Stored data entries:
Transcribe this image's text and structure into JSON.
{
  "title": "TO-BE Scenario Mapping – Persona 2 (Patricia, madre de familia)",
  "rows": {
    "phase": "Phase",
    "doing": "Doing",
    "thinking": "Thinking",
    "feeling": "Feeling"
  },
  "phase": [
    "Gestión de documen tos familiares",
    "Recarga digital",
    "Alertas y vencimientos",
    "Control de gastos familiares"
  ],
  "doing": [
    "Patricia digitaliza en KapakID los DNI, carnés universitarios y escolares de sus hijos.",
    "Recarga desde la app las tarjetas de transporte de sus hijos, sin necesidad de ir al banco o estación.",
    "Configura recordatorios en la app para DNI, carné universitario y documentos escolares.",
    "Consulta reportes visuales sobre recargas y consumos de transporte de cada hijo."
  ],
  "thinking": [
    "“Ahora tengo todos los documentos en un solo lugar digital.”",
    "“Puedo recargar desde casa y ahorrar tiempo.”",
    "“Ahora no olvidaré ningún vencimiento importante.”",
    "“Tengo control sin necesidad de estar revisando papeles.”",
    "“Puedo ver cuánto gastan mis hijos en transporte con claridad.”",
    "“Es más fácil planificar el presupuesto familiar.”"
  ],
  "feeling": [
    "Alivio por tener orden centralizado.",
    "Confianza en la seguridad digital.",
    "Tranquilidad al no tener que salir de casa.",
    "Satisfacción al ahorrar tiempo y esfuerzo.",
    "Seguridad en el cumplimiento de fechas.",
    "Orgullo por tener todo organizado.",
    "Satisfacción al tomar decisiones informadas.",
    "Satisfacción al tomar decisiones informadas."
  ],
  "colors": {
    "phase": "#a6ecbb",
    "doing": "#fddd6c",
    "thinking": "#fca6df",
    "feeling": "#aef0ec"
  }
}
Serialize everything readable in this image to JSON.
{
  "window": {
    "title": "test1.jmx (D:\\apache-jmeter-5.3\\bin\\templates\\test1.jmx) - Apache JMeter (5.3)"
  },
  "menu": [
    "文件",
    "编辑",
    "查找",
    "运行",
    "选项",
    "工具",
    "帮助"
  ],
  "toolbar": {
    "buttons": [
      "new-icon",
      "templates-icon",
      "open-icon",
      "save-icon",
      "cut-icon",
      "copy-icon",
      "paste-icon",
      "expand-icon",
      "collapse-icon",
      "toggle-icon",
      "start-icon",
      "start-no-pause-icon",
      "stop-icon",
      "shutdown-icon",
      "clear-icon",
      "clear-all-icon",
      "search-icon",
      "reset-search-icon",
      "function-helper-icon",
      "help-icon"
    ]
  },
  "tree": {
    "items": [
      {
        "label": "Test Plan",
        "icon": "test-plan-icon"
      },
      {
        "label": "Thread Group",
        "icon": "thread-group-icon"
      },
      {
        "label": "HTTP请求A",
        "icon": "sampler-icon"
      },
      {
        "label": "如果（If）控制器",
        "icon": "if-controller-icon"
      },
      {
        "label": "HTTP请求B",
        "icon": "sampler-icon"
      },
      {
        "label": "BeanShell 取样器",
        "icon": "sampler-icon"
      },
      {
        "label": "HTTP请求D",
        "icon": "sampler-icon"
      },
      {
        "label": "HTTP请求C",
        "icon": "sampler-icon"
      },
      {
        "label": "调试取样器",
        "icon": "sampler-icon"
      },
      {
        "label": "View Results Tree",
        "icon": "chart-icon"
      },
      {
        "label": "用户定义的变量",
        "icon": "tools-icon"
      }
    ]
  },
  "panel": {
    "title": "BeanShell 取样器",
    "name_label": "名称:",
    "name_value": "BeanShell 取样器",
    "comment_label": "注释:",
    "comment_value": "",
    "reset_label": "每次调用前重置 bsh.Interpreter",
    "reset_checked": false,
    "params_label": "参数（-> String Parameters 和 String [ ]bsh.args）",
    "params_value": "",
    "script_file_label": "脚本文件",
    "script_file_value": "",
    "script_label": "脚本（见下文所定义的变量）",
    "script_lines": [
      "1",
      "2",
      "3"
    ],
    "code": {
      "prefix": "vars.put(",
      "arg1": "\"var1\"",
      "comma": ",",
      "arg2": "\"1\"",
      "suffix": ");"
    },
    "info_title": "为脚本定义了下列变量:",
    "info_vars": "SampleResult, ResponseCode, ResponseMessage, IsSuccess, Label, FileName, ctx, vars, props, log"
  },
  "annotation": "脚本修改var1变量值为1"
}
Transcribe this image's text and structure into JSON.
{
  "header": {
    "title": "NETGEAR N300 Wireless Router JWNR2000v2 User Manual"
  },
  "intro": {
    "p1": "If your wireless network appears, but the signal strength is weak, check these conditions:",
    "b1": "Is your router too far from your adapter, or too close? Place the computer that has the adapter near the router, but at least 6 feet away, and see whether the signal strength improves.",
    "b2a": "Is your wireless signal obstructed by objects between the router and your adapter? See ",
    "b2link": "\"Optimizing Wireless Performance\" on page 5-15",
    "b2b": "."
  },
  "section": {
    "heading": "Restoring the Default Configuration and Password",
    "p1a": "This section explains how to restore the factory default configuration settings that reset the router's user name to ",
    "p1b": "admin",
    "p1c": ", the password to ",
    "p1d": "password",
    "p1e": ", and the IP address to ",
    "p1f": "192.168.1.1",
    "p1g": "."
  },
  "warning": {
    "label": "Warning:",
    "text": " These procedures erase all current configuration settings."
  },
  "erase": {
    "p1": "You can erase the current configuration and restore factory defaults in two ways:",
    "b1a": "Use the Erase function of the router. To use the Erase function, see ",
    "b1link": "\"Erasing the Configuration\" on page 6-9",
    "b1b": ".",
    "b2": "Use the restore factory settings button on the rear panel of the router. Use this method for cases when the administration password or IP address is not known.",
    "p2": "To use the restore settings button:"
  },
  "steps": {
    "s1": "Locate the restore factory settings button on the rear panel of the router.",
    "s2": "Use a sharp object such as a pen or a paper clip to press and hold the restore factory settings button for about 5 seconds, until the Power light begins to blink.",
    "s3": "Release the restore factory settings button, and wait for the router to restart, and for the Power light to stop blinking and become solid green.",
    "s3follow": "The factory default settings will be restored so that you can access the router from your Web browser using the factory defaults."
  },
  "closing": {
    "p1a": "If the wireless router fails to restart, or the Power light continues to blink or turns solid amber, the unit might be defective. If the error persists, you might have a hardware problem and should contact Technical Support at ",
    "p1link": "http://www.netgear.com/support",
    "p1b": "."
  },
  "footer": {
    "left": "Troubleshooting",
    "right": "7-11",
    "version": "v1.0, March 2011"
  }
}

__Task to carry out__: From the records above, extract every entry verbatim.

__Output of the task__:
Transcribe this image's text and structure into JSON.
{
  "title": "TO-BE Scenario Mapping – Persona 2 (Patricia, madre de familia)",
  "rows": {
    "phase": "Phase",
    "doing": "Doing",
    "thinking": "Thinking",
    "feeling": "Feeling"
  },
  "phase": [
    "Gestión de documen tos familiares",
    "Recarga digital",
    "Alertas y vencimientos",
    "Control de gastos familiares"
  ],
  "doing": [
    "Patricia digitaliza en KapakID los DNI, carnés universitarios y escolares de sus hijos.",
    "Recarga desde la app las tarjetas de transporte de sus hijos, sin necesidad de ir al banco o estación.",
    "Configura recordatorios en la app para DNI, carné universitario y documentos escolares.",
    "Consulta reportes visuales sobre recargas y consumos de transporte de cada hijo."
  ],
  "thinking": [
    "“Ahora tengo todos los documentos en un solo lugar digital.”",
    "“Puedo recargar desde casa y ahorrar tiempo.”",
    "“Ahora no olvidaré ningún vencimiento importante.”",
    "“Tengo control sin necesidad de estar revisando papeles.”",
    "“Puedo ver cuánto gastan mis hijos en transporte con claridad.”",
    "“Es más fácil planificar el presupuesto familiar.”"
  ],
  "feeling": [
    "Alivio por tener orden centralizado.",
    "Confianza en la seguridad digital.",
    "Tranquilidad al no tener que salir de casa.",
    "Satisfacción al ahorrar tiempo y esfuerzo.",
    "Seguridad en el cumplimiento de fechas.",
    "Orgullo por tener todo organizado.",
    "Satisfacción al tomar decisiones informadas.",
    "Satisfacción al tomar decisiones informadas."
  ],
  "colors": {
    "phase": "#a6ecbb",
    "doing": "#fddd6c",
    "thinking": "#fca6df",
    "feeling": "#aef0ec"
  }
}
Serialize everything readable in this image to JSON.
{
  "window": {
    "title": "test1.jmx (D:\\apache-jmeter-5.3\\bin\\templates\\test1.jmx) - Apache JMeter (5.3)"
  },
  "menu": [
    "文件",
    "编辑",
    "查找",
    "运行",
    "选项",
    "工具",
    "帮助"
  ],
  "toolbar": {
    "buttons": [
      "new-icon",
      "templates-icon",
      "open-icon",
      "save-icon",
      "cut-icon",
      "copy-icon",
      "paste-icon",
      "expand-icon",
      "collapse-icon",
      "toggle-icon",
      "start-icon",
      "start-no-pause-icon",
      "stop-icon",
      "shutdown-icon",
      "clear-icon",
      "clear-all-icon",
      "search-icon",
      "reset-search-icon",
      "function-helper-icon",
      "help-icon"
    ]
  },
  "tree": {
    "items": [
      {
        "label": "Test Plan",
        "icon": "test-plan-icon"
      },
      {
        "label": "Thread Group",
        "icon": "thread-group-icon"
      },
      {
        "label": "HTTP请求A",
        "icon": "sampler-icon"
      },
      {
        "label": "如果（If）控制器",
        "icon": "if-controller-icon"
      },
      {
        "label": "HTTP请求B",
        "icon": "sampler-icon"
      },
      {
        "label": "BeanShell 取样器",
        "icon": "sampler-icon"
      },
      {
        "label": "HTTP请求D",
        "icon": "sampler-icon"
      },
      {
        "label": "HTTP请求C",
        "icon": "sampler-icon"
      },
      {
        "label": "调试取样器",
        "icon": "sampler-icon"
      },
      {
        "label": "View Results Tree",
        "icon": "chart-icon"
      },
      {
        "label": "用户定义的变量",
        "icon": "tools-icon"
      }
    ]
  },
  "panel": {
    "title": "BeanShell 取样器",
    "name_label": "名称:",
    "name_value": "BeanShell 取样器",
    "comment_label": "注释:",
    "comment_value": "",
    "reset_label": "每次调用前重置 bsh.Interpreter",
    "reset_checked": false,
    "params_label": "参数（-> String Parameters 和 String [ ]bsh.args）",
    "params_value": "",
    "script_file_label": "脚本文件",
    "script_file_value": "",
    "script_label": "脚本（见下文所定义的变量）",
    "script_lines": [
      "1",
      "2",
      "3"
    ],
    "code": {
      "prefix": "vars.put(",
      "arg1": "\"var1\"",
      "comma": ",",
      "arg2": "\"1\"",
      "suffix": ");"
    },
    "info_title": "为脚本定义了下列变量:",
    "info_vars": "SampleResult, ResponseCode, ResponseMessage, IsSuccess, Label, FileName, ctx, vars, props, log"
  },
  "annotation": "脚本修改var1变量值为1"
}
Transcribe this image's text and structure into JSON.
{
  "header": {
    "title": "NETGEAR N300 Wireless Router JWNR2000v2 User Manual"
  },
  "intro": {
    "p1": "If your wireless network appears, but the signal strength is weak, check these conditions:",
    "b1": "Is your router too far from your adapter, or too close? Place the computer that has the adapter near the router, but at least 6 feet away, and see whether the signal strength improves.",
    "b2a": "Is your wireless signal obstructed by objects between the router and your adapter? See ",
    "b2link": "\"Optimizing Wireless Performance\" on page 5-15",
    "b2b": "."
  },
  "section": {
    "heading": "Restoring the Default Configuration and Password",
    "p1a": "This section explains how to restore the factory default configuration settings that reset the router's user name to ",
    "p1b": "admin",
    "p1c": ", the password to ",
    "p1d": "password",
    "p1e": ", and the IP address to ",
    "p1f": "192.168.1.1",
    "p1g": "."
  },
  "warning": {
    "label": "Warning:",
    "text": " These procedures erase all current configuration settings."
  },
  "erase": {
    "p1": "You can erase the current configuration and restore factory defaults in two ways:",
    "b1a": "Use the Erase function of the router. To use the Erase function, see ",
    "b1link": "\"Erasing the Configuration\" on page 6-9",
    "b1b": ".",
    "b2": "Use the restore factory settings button on the rear panel of the router. Use this method for cases when the administration password or IP address is not known.",
    "p2": "To use the restore settings button:"
  },
  "steps": {
    "s1": "Locate the restore factory settings button on the rear panel of the router.",
    "s2": "Use a sharp object such as a pen or a paper clip to press and hold the restore factory settings button for about 5 seconds, until the Power light begins to blink.",
    "s3": "Release the restore factory settings button, and wait for the router to restart, and for the Power light to stop blinking and become solid green.",
    "s3follow": "The factory default settings will be restored so that you can access the router from your Web browser using the factory defaults."
  },
  "closing": {
    "p1a": "If the wireless router fails to restart, or the Power light continues to blink or turns solid amber, the unit might be defective. If the error persists, you might have a hardware problem and should contact Technical Support at ",
    "p1link": "http://www.netgear.com/support",
    "p1b": "."
  },
  "footer": {
    "left": "Troubleshooting",
    "right": "7-11",
    "version": "v1.0, March 2011"
  }
}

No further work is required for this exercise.